Problem to work on: Your task is to print every entry below exactly as given.

[Data records]
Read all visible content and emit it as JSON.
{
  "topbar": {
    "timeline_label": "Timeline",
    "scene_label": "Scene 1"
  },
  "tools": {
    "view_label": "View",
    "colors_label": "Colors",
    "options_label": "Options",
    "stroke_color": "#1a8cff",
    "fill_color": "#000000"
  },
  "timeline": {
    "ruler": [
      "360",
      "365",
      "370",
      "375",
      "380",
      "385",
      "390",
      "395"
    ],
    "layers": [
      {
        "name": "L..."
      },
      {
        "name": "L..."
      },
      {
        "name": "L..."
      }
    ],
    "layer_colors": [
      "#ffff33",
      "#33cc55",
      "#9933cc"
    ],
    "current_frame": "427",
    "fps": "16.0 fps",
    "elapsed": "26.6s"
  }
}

Solution to this task:
Read all visible content and emit it as JSON.
{
  "topbar": {
    "timeline_label": "Timeline",
    "scene_label": "Scene 1"
  },
  "tools": {
    "view_label": "View",
    "colors_label": "Colors",
    "options_label": "Options",
    "stroke_color": "#1a8cff",
    "fill_color": "#000000"
  },
  "timeline": {
    "ruler": [
      "360",
      "365",
      "370",
      "375",
      "380",
      "385",
      "390",
      "395"
    ],
    "layers": [
      {
        "name": "L..."
      },
      {
        "name": "L..."
      },
      {
        "name": "L..."
      }
    ],
    "layer_colors": [
      "#ffff33",
      "#33cc55",
      "#9933cc"
    ],
    "current_frame": "427",
    "fps": "16.0 fps",
    "elapsed": "26.6s"
  }
}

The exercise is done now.